Listed records
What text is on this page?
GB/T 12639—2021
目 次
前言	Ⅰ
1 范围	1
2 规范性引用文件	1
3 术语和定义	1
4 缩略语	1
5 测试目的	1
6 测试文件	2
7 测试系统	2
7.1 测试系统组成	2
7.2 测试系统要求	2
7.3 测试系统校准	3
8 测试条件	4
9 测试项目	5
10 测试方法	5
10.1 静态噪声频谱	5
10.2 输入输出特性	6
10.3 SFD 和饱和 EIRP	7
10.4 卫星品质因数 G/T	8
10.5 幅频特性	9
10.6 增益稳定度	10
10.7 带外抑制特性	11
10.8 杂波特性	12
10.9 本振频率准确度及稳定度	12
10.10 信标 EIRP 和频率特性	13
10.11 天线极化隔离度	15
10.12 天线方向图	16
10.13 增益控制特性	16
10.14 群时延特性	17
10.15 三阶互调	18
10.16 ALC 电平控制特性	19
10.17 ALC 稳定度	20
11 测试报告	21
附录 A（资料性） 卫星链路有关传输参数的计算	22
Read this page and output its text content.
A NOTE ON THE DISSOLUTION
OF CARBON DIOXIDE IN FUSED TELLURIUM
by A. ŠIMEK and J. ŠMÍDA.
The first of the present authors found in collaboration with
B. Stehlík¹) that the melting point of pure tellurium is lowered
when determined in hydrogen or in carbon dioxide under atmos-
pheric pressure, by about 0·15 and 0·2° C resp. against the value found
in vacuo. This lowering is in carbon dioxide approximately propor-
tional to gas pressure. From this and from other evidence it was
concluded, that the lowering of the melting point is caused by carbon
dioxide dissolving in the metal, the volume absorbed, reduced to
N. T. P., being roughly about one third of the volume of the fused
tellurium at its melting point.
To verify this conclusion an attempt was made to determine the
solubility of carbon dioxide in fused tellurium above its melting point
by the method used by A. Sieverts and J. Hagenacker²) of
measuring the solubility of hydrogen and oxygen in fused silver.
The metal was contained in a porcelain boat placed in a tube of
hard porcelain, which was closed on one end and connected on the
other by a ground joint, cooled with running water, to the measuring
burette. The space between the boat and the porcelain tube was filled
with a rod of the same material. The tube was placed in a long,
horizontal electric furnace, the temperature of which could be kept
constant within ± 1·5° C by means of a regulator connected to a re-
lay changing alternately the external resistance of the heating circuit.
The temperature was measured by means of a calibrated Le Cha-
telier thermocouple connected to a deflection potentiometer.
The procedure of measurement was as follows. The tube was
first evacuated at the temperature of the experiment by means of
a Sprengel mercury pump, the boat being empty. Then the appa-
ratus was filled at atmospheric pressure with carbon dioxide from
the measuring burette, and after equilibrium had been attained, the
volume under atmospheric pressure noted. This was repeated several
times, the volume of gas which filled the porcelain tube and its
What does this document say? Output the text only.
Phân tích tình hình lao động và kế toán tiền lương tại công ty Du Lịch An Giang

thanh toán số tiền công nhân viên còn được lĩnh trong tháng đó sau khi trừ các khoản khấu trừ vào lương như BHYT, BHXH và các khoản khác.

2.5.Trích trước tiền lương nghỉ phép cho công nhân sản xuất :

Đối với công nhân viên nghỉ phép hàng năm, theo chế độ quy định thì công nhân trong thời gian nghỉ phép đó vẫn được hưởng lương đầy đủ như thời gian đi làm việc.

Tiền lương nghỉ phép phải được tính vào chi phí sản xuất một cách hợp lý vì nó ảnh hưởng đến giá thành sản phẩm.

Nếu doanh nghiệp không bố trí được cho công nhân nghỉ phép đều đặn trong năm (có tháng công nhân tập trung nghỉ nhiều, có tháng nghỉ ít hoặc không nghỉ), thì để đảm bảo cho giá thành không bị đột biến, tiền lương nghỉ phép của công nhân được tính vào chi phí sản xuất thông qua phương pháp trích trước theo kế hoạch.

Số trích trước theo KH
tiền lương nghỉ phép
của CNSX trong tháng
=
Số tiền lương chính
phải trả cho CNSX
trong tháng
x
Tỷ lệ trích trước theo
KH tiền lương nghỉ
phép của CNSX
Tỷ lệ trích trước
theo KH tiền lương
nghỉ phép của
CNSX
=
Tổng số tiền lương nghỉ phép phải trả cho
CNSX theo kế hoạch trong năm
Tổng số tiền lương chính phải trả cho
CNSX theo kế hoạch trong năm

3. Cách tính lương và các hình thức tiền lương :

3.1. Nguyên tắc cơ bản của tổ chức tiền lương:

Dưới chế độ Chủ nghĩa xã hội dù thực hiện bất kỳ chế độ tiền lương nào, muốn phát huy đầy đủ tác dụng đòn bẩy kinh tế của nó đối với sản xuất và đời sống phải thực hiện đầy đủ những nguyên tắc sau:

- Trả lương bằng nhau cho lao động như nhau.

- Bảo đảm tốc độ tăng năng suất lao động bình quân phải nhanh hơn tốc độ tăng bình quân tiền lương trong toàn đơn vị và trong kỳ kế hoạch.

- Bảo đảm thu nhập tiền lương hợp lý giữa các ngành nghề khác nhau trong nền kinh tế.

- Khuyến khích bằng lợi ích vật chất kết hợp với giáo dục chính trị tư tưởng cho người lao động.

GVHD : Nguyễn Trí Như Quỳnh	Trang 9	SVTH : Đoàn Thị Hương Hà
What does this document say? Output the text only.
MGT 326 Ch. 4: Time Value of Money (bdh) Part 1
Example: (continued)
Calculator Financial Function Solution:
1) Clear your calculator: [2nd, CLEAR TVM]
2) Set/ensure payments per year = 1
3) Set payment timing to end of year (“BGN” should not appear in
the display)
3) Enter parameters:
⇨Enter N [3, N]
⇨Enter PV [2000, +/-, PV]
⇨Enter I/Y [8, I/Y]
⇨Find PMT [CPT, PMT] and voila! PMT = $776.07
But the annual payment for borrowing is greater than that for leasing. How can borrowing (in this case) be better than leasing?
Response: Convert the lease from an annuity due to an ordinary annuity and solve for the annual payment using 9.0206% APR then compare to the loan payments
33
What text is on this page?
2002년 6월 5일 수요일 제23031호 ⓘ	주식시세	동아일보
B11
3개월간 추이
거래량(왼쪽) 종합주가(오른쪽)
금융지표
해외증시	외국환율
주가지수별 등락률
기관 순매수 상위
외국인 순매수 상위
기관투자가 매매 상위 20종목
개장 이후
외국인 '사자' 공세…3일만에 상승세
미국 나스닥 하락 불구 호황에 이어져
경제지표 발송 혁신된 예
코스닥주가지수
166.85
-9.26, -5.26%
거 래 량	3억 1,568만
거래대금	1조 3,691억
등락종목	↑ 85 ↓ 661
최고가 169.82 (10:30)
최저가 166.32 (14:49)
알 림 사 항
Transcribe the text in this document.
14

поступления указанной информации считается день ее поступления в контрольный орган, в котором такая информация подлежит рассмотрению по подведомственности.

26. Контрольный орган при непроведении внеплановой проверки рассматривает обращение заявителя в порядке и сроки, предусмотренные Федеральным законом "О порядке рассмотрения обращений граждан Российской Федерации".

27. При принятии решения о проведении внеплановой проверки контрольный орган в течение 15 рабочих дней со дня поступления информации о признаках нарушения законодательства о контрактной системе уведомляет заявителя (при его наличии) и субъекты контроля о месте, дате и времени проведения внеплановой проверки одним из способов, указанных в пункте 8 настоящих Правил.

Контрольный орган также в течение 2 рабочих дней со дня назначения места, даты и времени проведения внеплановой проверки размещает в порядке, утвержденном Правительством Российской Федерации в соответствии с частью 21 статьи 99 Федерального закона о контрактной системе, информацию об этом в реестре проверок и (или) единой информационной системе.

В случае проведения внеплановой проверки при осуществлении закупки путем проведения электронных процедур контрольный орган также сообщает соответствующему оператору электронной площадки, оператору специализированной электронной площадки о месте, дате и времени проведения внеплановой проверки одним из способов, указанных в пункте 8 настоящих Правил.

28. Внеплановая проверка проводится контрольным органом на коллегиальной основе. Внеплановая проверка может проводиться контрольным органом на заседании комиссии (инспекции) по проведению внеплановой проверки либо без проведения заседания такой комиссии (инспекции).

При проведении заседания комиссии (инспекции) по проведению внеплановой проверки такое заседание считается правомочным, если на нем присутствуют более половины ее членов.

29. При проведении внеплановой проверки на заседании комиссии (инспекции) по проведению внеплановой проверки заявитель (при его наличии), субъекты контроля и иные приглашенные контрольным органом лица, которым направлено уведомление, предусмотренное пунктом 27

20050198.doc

Set problem
Gather each line in the data that holds the string "metal".

Completed exercise
dioxide dissolving in the metal, the volume absorbed, reduced to
The metal was contained in a porcelain boat placed in a tube of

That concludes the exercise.